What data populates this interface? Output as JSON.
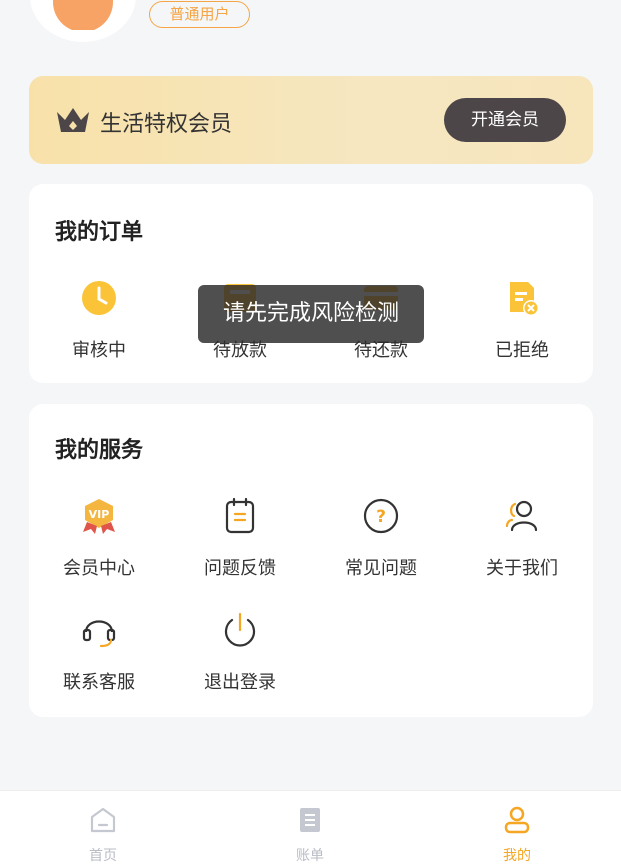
{
  "profile": {
    "user_type": "普通用户"
  },
  "vip": {
    "title": "生活特权会员",
    "open_button": "开通会员",
    "icon": "crown-icon"
  },
  "orders": {
    "title": "我的订单",
    "items": [
      {
        "label": "审核中",
        "icon": "clock-icon"
      },
      {
        "label": "待放款",
        "icon": "wallet-icon"
      },
      {
        "label": "待还款",
        "icon": "card-icon"
      },
      {
        "label": "已拒绝",
        "icon": "document-rejected-icon"
      }
    ]
  },
  "services": {
    "title": "我的服务",
    "items": [
      {
        "label": "会员中心",
        "icon": "vip-badge-icon"
      },
      {
        "label": "问题反馈",
        "icon": "clipboard-icon"
      },
      {
        "label": "常见问题",
        "icon": "question-icon"
      },
      {
        "label": "关于我们",
        "icon": "users-icon"
      },
      {
        "label": "联系客服",
        "icon": "headset-icon"
      },
      {
        "label": "退出登录",
        "icon": "power-icon"
      }
    ]
  },
  "toast": {
    "message": "请先完成风险检测"
  },
  "tabbar": {
    "items": [
      {
        "label": "首页",
        "icon": "home-icon",
        "active": false
      },
      {
        "label": "账单",
        "icon": "bill-icon",
        "active": false
      },
      {
        "label": "我的",
        "icon": "user-icon",
        "active": true
      }
    ]
  },
  "colors": {
    "accent": "#f5a623",
    "vip_button": "#4c4649",
    "background": "#f5f6f8",
    "tab_inactive": "#b9bcc6"
  }
}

__________

REQUEST: Without including any pictures, please restate all the records exactly.

TASK OUTPUT:
What data populates this interface? Output as JSON.
{
  "profile": {
    "user_type": "普通用户"
  },
  "vip": {
    "title": "生活特权会员",
    "open_button": "开通会员",
    "icon": "crown-icon"
  },
  "orders": {
    "title": "我的订单",
    "items": [
      {
        "label": "审核中",
        "icon": "clock-icon"
      },
      {
        "label": "待放款",
        "icon": "wallet-icon"
      },
      {
        "label": "待还款",
        "icon": "card-icon"
      },
      {
        "label": "已拒绝",
        "icon": "document-rejected-icon"
      }
    ]
  },
  "services": {
    "title": "我的服务",
    "items": [
      {
        "label": "会员中心",
        "icon": "vip-badge-icon"
      },
      {
        "label": "问题反馈",
        "icon": "clipboard-icon"
      },
      {
        "label": "常见问题",
        "icon": "question-icon"
      },
      {
        "label": "关于我们",
        "icon": "users-icon"
      },
      {
        "label": "联系客服",
        "icon": "headset-icon"
      },
      {
        "label": "退出登录",
        "icon": "power-icon"
      }
    ]
  },
  "toast": {
    "message": "请先完成风险检测"
  },
  "tabbar": {
    "items": [
      {
        "label": "首页",
        "icon": "home-icon",
        "active": false
      },
      {
        "label": "账单",
        "icon": "bill-icon",
        "active": false
      },
      {
        "label": "我的",
        "icon": "user-icon",
        "active": true
      }
    ]
  },
  "colors": {
    "accent": "#f5a623",
    "vip_button": "#4c4649",
    "background": "#f5f6f8",
    "tab_inactive": "#b9bcc6"
  }
}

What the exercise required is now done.